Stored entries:
= = = = =
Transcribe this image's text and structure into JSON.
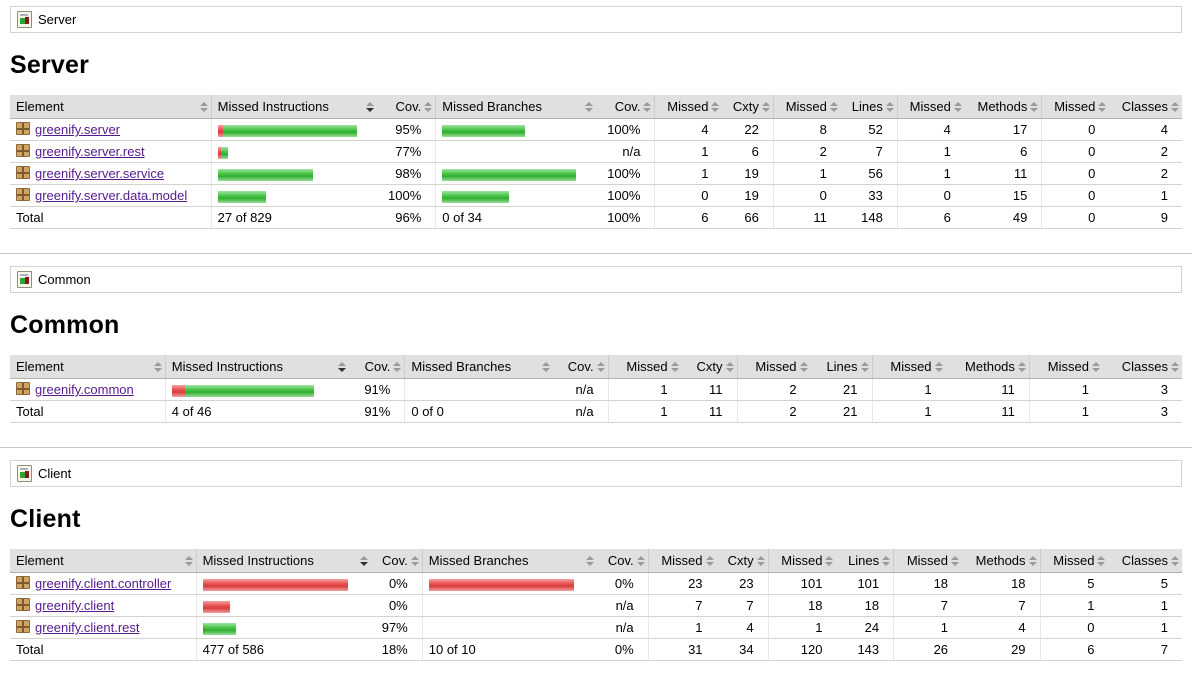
{
  "report": {
    "type": "coverage-report",
    "sorted_column_index": 1,
    "sort_direction": "desc"
  },
  "colors": {
    "bar_covered_green": "#3cb83c",
    "bar_missed_red": "#e04848",
    "link_purple": "#551a8b",
    "header_background": "#e0e0e0",
    "row_border": "#d6d3ce",
    "package_icon_tan": "#cfa567",
    "group_icon_green": "#2ea52e",
    "group_icon_red": "#8c1616"
  },
  "columns": [
    {
      "label": "Element",
      "kind": "element"
    },
    {
      "label": "Missed Instructions",
      "kind": "bar"
    },
    {
      "label": "Cov.",
      "kind": "ctr2"
    },
    {
      "label": "Missed Branches",
      "kind": "bar"
    },
    {
      "label": "Cov.",
      "kind": "ctr2"
    },
    {
      "label": "Missed",
      "kind": "ctr1"
    },
    {
      "label": "Cxty",
      "kind": "ctr2"
    },
    {
      "label": "Missed",
      "kind": "ctr1"
    },
    {
      "label": "Lines",
      "kind": "ctr2"
    },
    {
      "label": "Missed",
      "kind": "ctr1"
    },
    {
      "label": "Methods",
      "kind": "ctr2"
    },
    {
      "label": "Missed",
      "kind": "ctr1"
    },
    {
      "label": "Classes",
      "kind": "ctr2"
    }
  ],
  "sections": [
    {
      "breadcrumb": "Server",
      "heading": "Server",
      "rows": [
        {
          "element": "greenify.server",
          "instr_bar": [
            5,
            134
          ],
          "instr_cov": "95%",
          "branch_bar": [
            0,
            83
          ],
          "branch_cov": "100%",
          "counts": [
            4,
            22,
            8,
            52,
            4,
            17,
            0,
            4
          ]
        },
        {
          "element": "greenify.server.rest",
          "instr_bar": [
            3,
            7
          ],
          "instr_cov": "77%",
          "branch_bar": [
            0,
            0
          ],
          "branch_cov": "n/a",
          "counts": [
            1,
            6,
            2,
            7,
            1,
            6,
            0,
            2
          ]
        },
        {
          "element": "greenify.server.service",
          "instr_bar": [
            0,
            95
          ],
          "instr_cov": "98%",
          "branch_bar": [
            0,
            134
          ],
          "branch_cov": "100%",
          "counts": [
            1,
            19,
            1,
            56,
            1,
            11,
            0,
            2
          ]
        },
        {
          "element": "greenify.server.data.model",
          "instr_bar": [
            0,
            48
          ],
          "instr_cov": "100%",
          "branch_bar": [
            0,
            67
          ],
          "branch_cov": "100%",
          "counts": [
            0,
            19,
            0,
            33,
            0,
            15,
            0,
            1
          ]
        }
      ],
      "total": {
        "label": "Total",
        "instr": "27 of 829",
        "instr_cov": "96%",
        "branch": "0 of 34",
        "branch_cov": "100%",
        "counts": [
          6,
          66,
          11,
          148,
          6,
          49,
          0,
          9
        ]
      }
    },
    {
      "breadcrumb": "Common",
      "heading": "Common",
      "rows": [
        {
          "element": "greenify.common",
          "instr_bar": [
            13,
            129
          ],
          "instr_cov": "91%",
          "branch_bar": [
            0,
            0
          ],
          "branch_cov": "n/a",
          "counts": [
            1,
            11,
            2,
            21,
            1,
            11,
            1,
            3
          ]
        }
      ],
      "total": {
        "label": "Total",
        "instr": "4 of 46",
        "instr_cov": "91%",
        "branch": "0 of 0",
        "branch_cov": "n/a",
        "counts": [
          1,
          11,
          2,
          21,
          1,
          11,
          1,
          3
        ]
      }
    },
    {
      "breadcrumb": "Client",
      "heading": "Client",
      "rows": [
        {
          "element": "greenify.client.controller",
          "instr_bar": [
            145,
            0
          ],
          "instr_cov": "0%",
          "branch_bar": [
            145,
            0
          ],
          "branch_cov": "0%",
          "counts": [
            23,
            23,
            101,
            101,
            18,
            18,
            5,
            5
          ]
        },
        {
          "element": "greenify.client",
          "instr_bar": [
            27,
            0
          ],
          "instr_cov": "0%",
          "branch_bar": [
            0,
            0
          ],
          "branch_cov": "n/a",
          "counts": [
            7,
            7,
            18,
            18,
            7,
            7,
            1,
            1
          ]
        },
        {
          "element": "greenify.client.rest",
          "instr_bar": [
            1,
            32
          ],
          "instr_cov": "97%",
          "branch_bar": [
            0,
            0
          ],
          "branch_cov": "n/a",
          "counts": [
            1,
            4,
            1,
            24,
            1,
            4,
            0,
            1
          ]
        }
      ],
      "total": {
        "label": "Total",
        "instr": "477 of 586",
        "instr_cov": "18%",
        "branch": "10 of 10",
        "branch_cov": "0%",
        "counts": [
          31,
          34,
          120,
          143,
          26,
          29,
          6,
          7
        ]
      }
    }
  ]
}
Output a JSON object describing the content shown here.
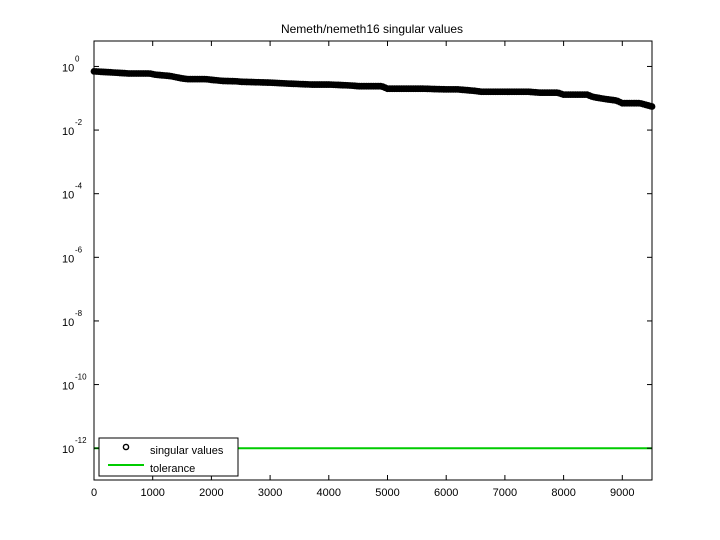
= = = = =
Take the listing above and restate it word for word, without its pictures.

**Task response**.
Transcribe this image's text and structure into JSON.
{
  "report": {
    "type": "coverage-report",
    "sorted_column_index": 1,
    "sort_direction": "desc"
  },
  "colors": {
    "bar_covered_green": "#3cb83c",
    "bar_missed_red": "#e04848",
    "link_purple": "#551a8b",
    "header_background": "#e0e0e0",
    "row_border": "#d6d3ce",
    "package_icon_tan": "#cfa567",
    "group_icon_green": "#2ea52e",
    "group_icon_red": "#8c1616"
  },
  "columns": [
    {
      "label": "Element",
      "kind": "element"
    },
    {
      "label": "Missed Instructions",
      "kind": "bar"
    },
    {
      "label": "Cov.",
      "kind": "ctr2"
    },
    {
      "label": "Missed Branches",
      "kind": "bar"
    },
    {
      "label": "Cov.",
      "kind": "ctr2"
    },
    {
      "label": "Missed",
      "kind": "ctr1"
    },
    {
      "label": "Cxty",
      "kind": "ctr2"
    },
    {
      "label": "Missed",
      "kind": "ctr1"
    },
    {
      "label": "Lines",
      "kind": "ctr2"
    },
    {
      "label": "Missed",
      "kind": "ctr1"
    },
    {
      "label": "Methods",
      "kind": "ctr2"
    },
    {
      "label": "Missed",
      "kind": "ctr1"
    },
    {
      "label": "Classes",
      "kind": "ctr2"
    }
  ],
  "sections": [
    {
      "breadcrumb": "Server",
      "heading": "Server",
      "rows": [
        {
          "element": "greenify.server",
          "instr_bar": [
            5,
            134
          ],
          "instr_cov": "95%",
          "branch_bar": [
            0,
            83
          ],
          "branch_cov": "100%",
          "counts": [
            4,
            22,
            8,
            52,
            4,
            17,
            0,
            4
          ]
        },
        {
          "element": "greenify.server.rest",
          "instr_bar": [
            3,
            7
          ],
          "instr_cov": "77%",
          "branch_bar": [
            0,
            0
          ],
          "branch_cov": "n/a",
          "counts": [
            1,
            6,
            2,
            7,
            1,
            6,
            0,
            2
          ]
        },
        {
          "element": "greenify.server.service",
          "instr_bar": [
            0,
            95
          ],
          "instr_cov": "98%",
          "branch_bar": [
            0,
            134
          ],
          "branch_cov": "100%",
          "counts": [
            1,
            19,
            1,
            56,
            1,
            11,
            0,
            2
          ]
        },
        {
          "element": "greenify.server.data.model",
          "instr_bar": [
            0,
            48
          ],
          "instr_cov": "100%",
          "branch_bar": [
            0,
            67
          ],
          "branch_cov": "100%",
          "counts": [
            0,
            19,
            0,
            33,
            0,
            15,
            0,
            1
          ]
        }
      ],
      "total": {
        "label": "Total",
        "instr": "27 of 829",
        "instr_cov": "96%",
        "branch": "0 of 34",
        "branch_cov": "100%",
        "counts": [
          6,
          66,
          11,
          148,
          6,
          49,
          0,
          9
        ]
      }
    },
    {
      "breadcrumb": "Common",
      "heading": "Common",
      "rows": [
        {
          "element": "greenify.common",
          "instr_bar": [
            13,
            129
          ],
          "instr_cov": "91%",
          "branch_bar": [
            0,
            0
          ],
          "branch_cov": "n/a",
          "counts": [
            1,
            11,
            2,
            21,
            1,
            11,
            1,
            3
          ]
        }
      ],
      "total": {
        "label": "Total",
        "instr": "4 of 46",
        "instr_cov": "91%",
        "branch": "0 of 0",
        "branch_cov": "n/a",
        "counts": [
          1,
          11,
          2,
          21,
          1,
          11,
          1,
          3
        ]
      }
    },
    {
      "breadcrumb": "Client",
      "heading": "Client",
      "rows": [
        {
          "element": "greenify.client.controller",
          "instr_bar": [
            145,
            0
          ],
          "instr_cov": "0%",
          "branch_bar": [
            145,
            0
          ],
          "branch_cov": "0%",
          "counts": [
            23,
            23,
            101,
            101,
            18,
            18,
            5,
            5
          ]
        },
        {
          "element": "greenify.client",
          "instr_bar": [
            27,
            0
          ],
          "instr_cov": "0%",
          "branch_bar": [
            0,
            0
          ],
          "branch_cov": "n/a",
          "counts": [
            7,
            7,
            18,
            18,
            7,
            7,
            1,
            1
          ]
        },
        {
          "element": "greenify.client.rest",
          "instr_bar": [
            1,
            32
          ],
          "instr_cov": "97%",
          "branch_bar": [
            0,
            0
          ],
          "branch_cov": "n/a",
          "counts": [
            1,
            4,
            1,
            24,
            1,
            4,
            0,
            1
          ]
        }
      ],
      "total": {
        "label": "Total",
        "instr": "477 of 586",
        "instr_cov": "18%",
        "branch": "10 of 10",
        "branch_cov": "0%",
        "counts": [
          31,
          34,
          120,
          143,
          26,
          29,
          6,
          7
        ]
      }
    }
  ]
}
Output a JSON object describing the content shown here.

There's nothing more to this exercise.